The data:
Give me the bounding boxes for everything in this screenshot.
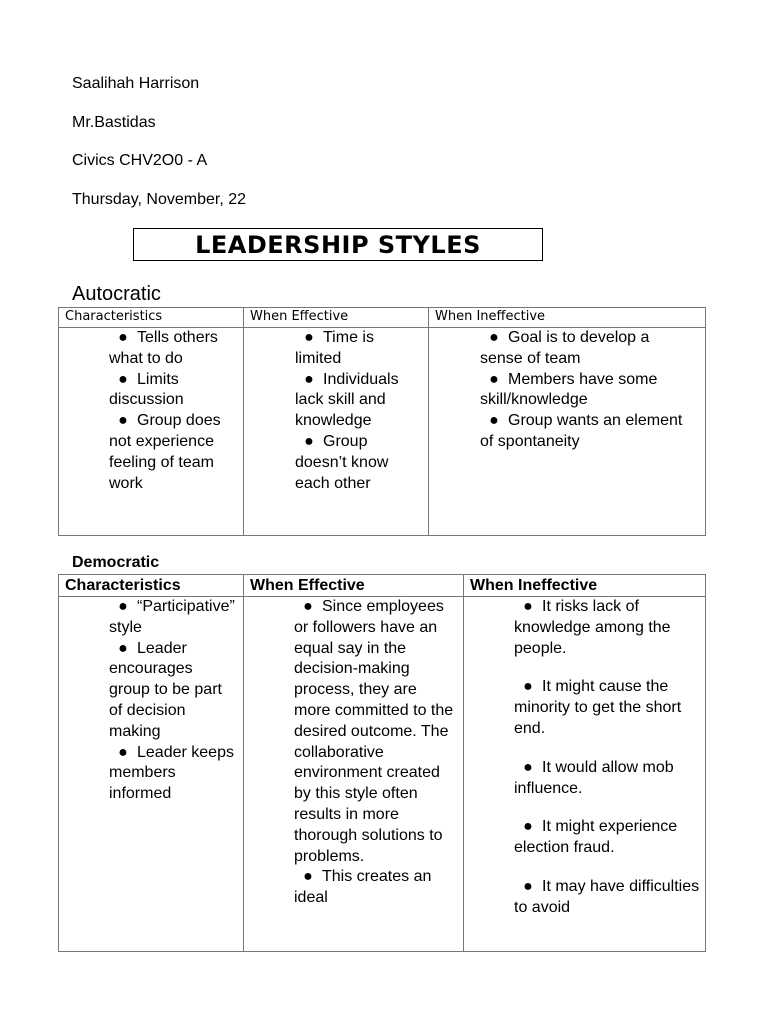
- autocratic-ineffective-list: [429, 328, 695, 453]
- list-item-text: Group wants an element of spontaneity: [480, 412, 683, 450]
- list-item-text: Time is limited: [295, 329, 374, 367]
- list-item-text: Goal is to develop a sense of team: [480, 329, 650, 367]
- date-line: Thursday, November, 22: [72, 191, 247, 208]
- list-item-text: Limits discussion: [109, 370, 184, 409]
- bullet-icon: ●: [523, 598, 533, 615]
- list-item-text: Since employees or followers have an equal say in the decision-making process, they are more committed to the desired outcome. The collaborative environment created by this style often results in more thorough solutions to problems.: [294, 598, 454, 865]
- column-header: When Effective: [244, 575, 464, 597]
- table-header-row: [59, 575, 706, 597]
- list-item: [109, 411, 229, 494]
- table-row: [59, 597, 706, 952]
- paragraph-spacer: [514, 659, 702, 677]
- list-item: [514, 758, 702, 800]
- list-item: [295, 370, 420, 432]
- table-cell: [429, 328, 706, 536]
- bullet-icon: ●: [489, 412, 499, 430]
- list-item: [109, 743, 236, 805]
- list-item-text: Group does not experience feeling of team work: [109, 412, 221, 492]
- column-header: Characteristics: [59, 575, 244, 597]
- bullet-icon: ●: [118, 370, 128, 388]
- table-cell: [464, 597, 706, 952]
- democratic-heading: Democratic: [72, 554, 160, 571]
- list-item-text: It might cause the minority to get the short end.: [514, 678, 682, 737]
- list-item-text: “Participative” style: [109, 598, 235, 636]
- bullet-icon: ●: [489, 370, 499, 388]
- teacher-name: Mr.Bastidas: [72, 114, 156, 131]
- paragraph-spacer: [514, 740, 702, 758]
- column-header: When Ineffective: [429, 308, 706, 328]
- list-item: [514, 817, 702, 859]
- column-header: When Effective: [244, 308, 429, 328]
- bullet-icon: ●: [523, 678, 533, 696]
- bullet-icon: ●: [118, 329, 128, 346]
- bullet-icon: ●: [118, 639, 128, 657]
- list-item: [514, 597, 702, 659]
- column-header: Characteristics: [59, 308, 244, 328]
- list-item: [109, 597, 236, 639]
- list-item-text: Members have some skill/knowledge: [480, 370, 658, 409]
- bullet-icon: ●: [523, 818, 533, 836]
- course-name: Civics CHV2O0 - A: [72, 152, 208, 169]
- table-cell: [244, 328, 429, 536]
- list-item: [109, 328, 229, 370]
- democratic-effective-list: [244, 597, 456, 909]
- list-item: [294, 597, 456, 867]
- bullet-icon: ●: [304, 432, 314, 450]
- bullet-icon: ●: [304, 329, 314, 346]
- list-item: [109, 639, 236, 743]
- bullet-icon: ●: [523, 877, 533, 895]
- list-item: [295, 328, 420, 370]
- paragraph-spacer: [514, 799, 702, 817]
- autocratic-characteristics-list: [59, 328, 229, 494]
- list-item: [480, 370, 695, 412]
- list-item: [514, 877, 702, 919]
- list-item: [480, 411, 695, 453]
- table-row: [59, 328, 706, 536]
- democratic-characteristics-list: [59, 597, 236, 805]
- table-cell: [59, 597, 244, 952]
- list-item: [294, 867, 456, 909]
- autocratic-table: [58, 307, 706, 536]
- list-item-text: Individuals lack skill and knowledge: [295, 370, 399, 430]
- list-item-text: It may have difficulties to avoid: [514, 877, 700, 916]
- bullet-icon: ●: [118, 743, 128, 761]
- list-item-text: It risks lack of knowledge among the people.: [514, 598, 671, 657]
- table-cell: [59, 328, 244, 536]
- bullet-icon: ●: [118, 598, 128, 615]
- bullet-icon: ●: [118, 412, 128, 430]
- bullet-icon: ●: [303, 598, 313, 615]
- bullet-icon: ●: [523, 758, 533, 776]
- autocratic-effective-list: [244, 328, 420, 494]
- autocratic-heading: Autocratic: [72, 283, 161, 305]
- list-item-text: This creates an ideal: [294, 868, 432, 907]
- page-title: LEADERSHIP STYLES: [133, 228, 543, 261]
- list-item: [295, 432, 420, 494]
- democratic-ineffective-list: [464, 597, 702, 919]
- list-item-text: It would allow mob influence.: [514, 758, 674, 797]
- table-header-row: [59, 308, 706, 328]
- list-item-text: Leader keeps members informed: [109, 743, 234, 803]
- list-item: [480, 328, 695, 370]
- list-item-text: It might experience election fraud.: [514, 818, 678, 857]
- paragraph-spacer: [514, 859, 702, 877]
- list-item-text: Leader encourages group to be part of decision making: [109, 639, 222, 740]
- list-item-text: Group doesn’t know each other: [295, 432, 389, 492]
- list-item: [514, 677, 702, 739]
- bullet-icon: ●: [304, 370, 314, 388]
- column-header: When Ineffective: [464, 575, 706, 597]
- democratic-table: [58, 574, 706, 952]
- table-cell: [244, 597, 464, 952]
- bullet-icon: ●: [489, 329, 499, 346]
- list-item: [109, 370, 229, 412]
- bullet-icon: ●: [303, 868, 313, 886]
- list-item-text: Tells others what to do: [109, 329, 218, 367]
- student-name: Saalihah Harrison: [72, 75, 200, 92]
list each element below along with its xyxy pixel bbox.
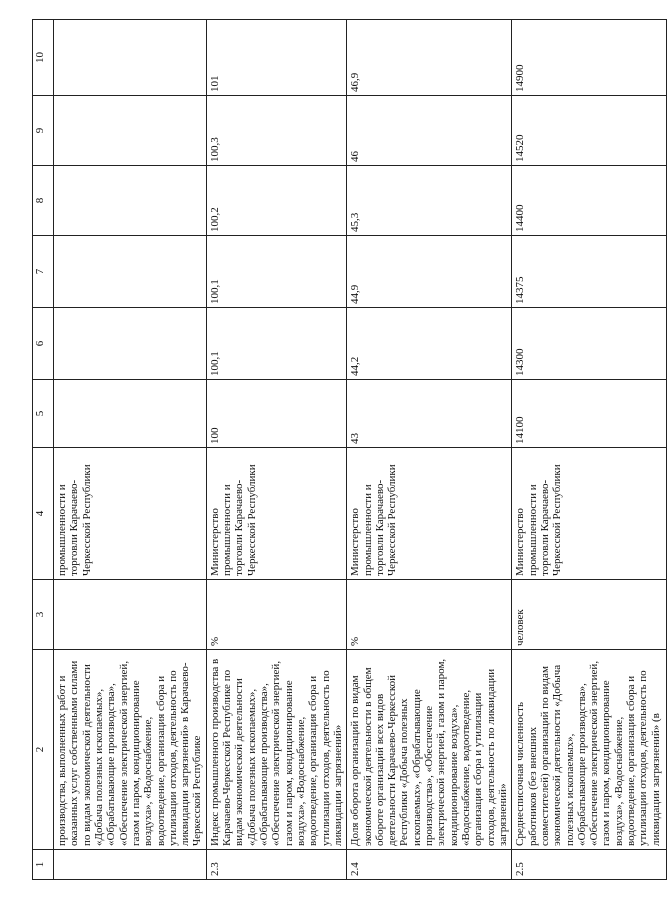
indicators-table bbox=[32, 19, 667, 880]
responsible-cell: Министерство промышленности и торговли Карачаево-Черкесской Республики bbox=[206, 448, 346, 580]
value-cell: 44,2 bbox=[347, 308, 512, 380]
value-cell bbox=[54, 166, 207, 236]
rotated-table-wrapper bbox=[32, 20, 662, 880]
table-row bbox=[512, 20, 667, 880]
table-row bbox=[206, 20, 346, 880]
value-cell: 101 bbox=[206, 20, 346, 96]
column-header: 2 bbox=[33, 650, 54, 850]
column-header: 6 bbox=[33, 308, 54, 380]
value-cell bbox=[54, 308, 207, 380]
value-cell: 100,3 bbox=[206, 96, 346, 166]
value-cell bbox=[54, 380, 207, 448]
column-header: 1 bbox=[33, 850, 54, 880]
responsible-cell: промышленности и торговли Карачаево-Черкесской Республики bbox=[54, 448, 207, 580]
value-cell: 100 bbox=[206, 380, 346, 448]
value-cell: 14375 bbox=[512, 236, 667, 308]
column-header: 3 bbox=[33, 580, 54, 650]
unit-cell bbox=[54, 580, 207, 650]
row-number: 2.3 bbox=[206, 850, 346, 880]
value-cell bbox=[54, 96, 207, 166]
header-row bbox=[33, 20, 54, 880]
value-cell: 100,1 bbox=[206, 236, 346, 308]
row-number: 2.4 bbox=[347, 850, 512, 880]
indicator-name: производства, выполненных работ и оказанных услуг собственными силами по видам экономической деятельности «Добыча полезных ископаемых», «Обрабатывающие производства», «Обеспечение электрической энергией, газом и паром, кондиционирование воздуха», «Водоснабжение, водоотведение, организация сбора и утилизации отходов, деятельность по ликвидации загрязнений» в Карачаево-Черкесской Республике bbox=[54, 650, 207, 850]
table-row bbox=[347, 20, 512, 880]
indicator-name: Среднесписочная численность работников (без внешних совместителей) организаций по видам экономической деятельности «Добыча полезных ископаемых», «Обрабатывающие производства», «Обеспечение электрической энергией, газом и паром, кондиционирование воздуха», «Водоснабжение, водоотведение, организация сбора и утилизации отходов, деятельность по ликвидации загрязнений» (в bbox=[512, 650, 667, 850]
responsible-cell: Министерство промышленности и торговли Карачаево-Черкесской Республики bbox=[347, 448, 512, 580]
column-header: 7 bbox=[33, 236, 54, 308]
indicator-name: Доля оборота организаций по видам экономической деятельности в общем обороте организаций всех видов деятельности Карачаево-Черкесской Республики «Добыча полезных ископаемых», «Обрабатывающие производства», «Обеспечение электрической энергией, газом и паром, кондиционирование воздуха», «Водоснабжение, водоотведение, организация сбора и утилизации отходов, деятельность по ликвидации загрязнений» bbox=[347, 650, 512, 850]
value-cell bbox=[54, 236, 207, 308]
value-cell bbox=[54, 20, 207, 96]
column-header: 9 bbox=[33, 96, 54, 166]
column-header: 4 bbox=[33, 448, 54, 580]
responsible-cell: Министерство промышленности и торговли Карачаево-Черкесской Республики bbox=[512, 448, 667, 580]
unit-cell: % bbox=[347, 580, 512, 650]
value-cell: 44,9 bbox=[347, 236, 512, 308]
row-number: 2.5 bbox=[512, 850, 667, 880]
column-header: 10 bbox=[33, 20, 54, 96]
value-cell: 14520 bbox=[512, 96, 667, 166]
row-number bbox=[54, 850, 207, 880]
unit-cell: человек bbox=[512, 580, 667, 650]
indicator-name: Индекс промышленного производства в Карачаево-Черкесской Республике по видам экономической деятельности «Добыча полезных ископаемых», «Обрабатывающие производства», «Обеспечение электрической энергией, газом и паром, кондиционирование воздуха», «Водоснабжение, водоотведение, организация сбора и утилизации отходов, деятельность по ликвидации загрязнений» bbox=[206, 650, 346, 850]
value-cell: 14900 bbox=[512, 20, 667, 96]
value-cell: 43 bbox=[347, 380, 512, 448]
column-header: 8 bbox=[33, 166, 54, 236]
column-header: 5 bbox=[33, 380, 54, 448]
value-cell: 46,9 bbox=[347, 20, 512, 96]
value-cell: 100,2 bbox=[206, 166, 346, 236]
value-cell: 100,1 bbox=[206, 308, 346, 380]
value-cell: 14400 bbox=[512, 166, 667, 236]
value-cell: 14300 bbox=[512, 308, 667, 380]
unit-cell: % bbox=[206, 580, 346, 650]
value-cell: 14100 bbox=[512, 380, 667, 448]
value-cell: 46 bbox=[347, 96, 512, 166]
value-cell: 45,3 bbox=[347, 166, 512, 236]
table-row bbox=[54, 20, 207, 880]
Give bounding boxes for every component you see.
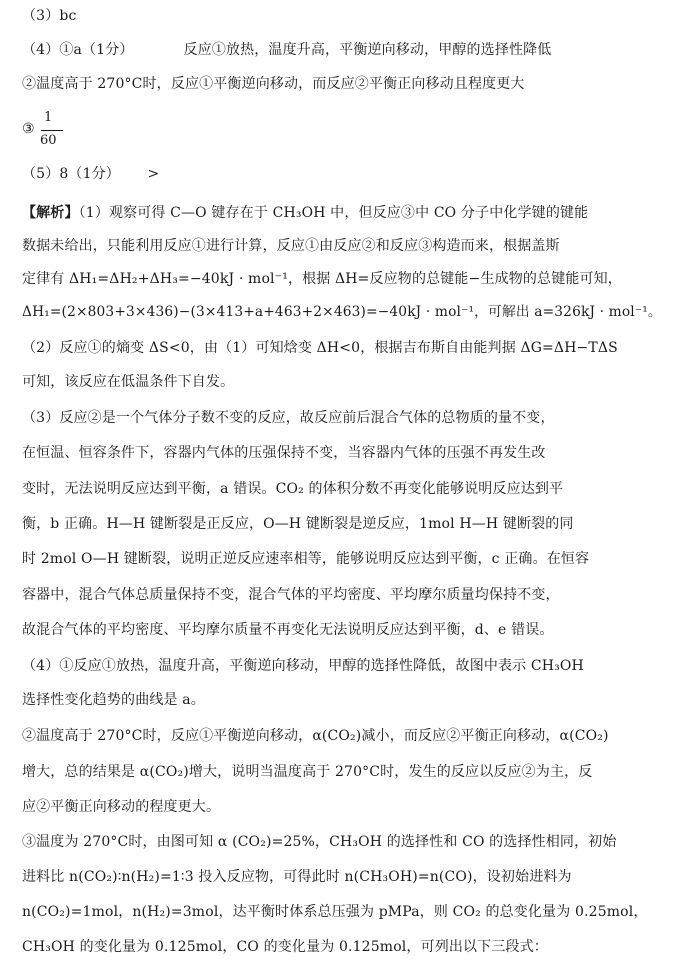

The exercise:
Turn the lines starting at "- autocratic-ineffective-list: [429, 328, 695, 453]" and ending at "- bullet-icon: ●: [523, 598, 533, 615]" into a numbered list, leaving out any blank lines.

Answer to this problem:
1. - autocratic-ineffective-list: [429, 328, 695, 453]
2. - list-item-text: Group wants an element of spontaneity: [480, 412, 683, 450]
3. - list-item-text: Time is limited: [295, 329, 374, 367]
4. - list-item-text: Goal is to develop a sense of team: [480, 329, 650, 367]
5. - date-line: Thursday, November, 22: [72, 191, 247, 208]
6. - list-item-text: Limits discussion: [109, 370, 184, 409]
7. - bullet-icon: ●: [523, 598, 533, 615]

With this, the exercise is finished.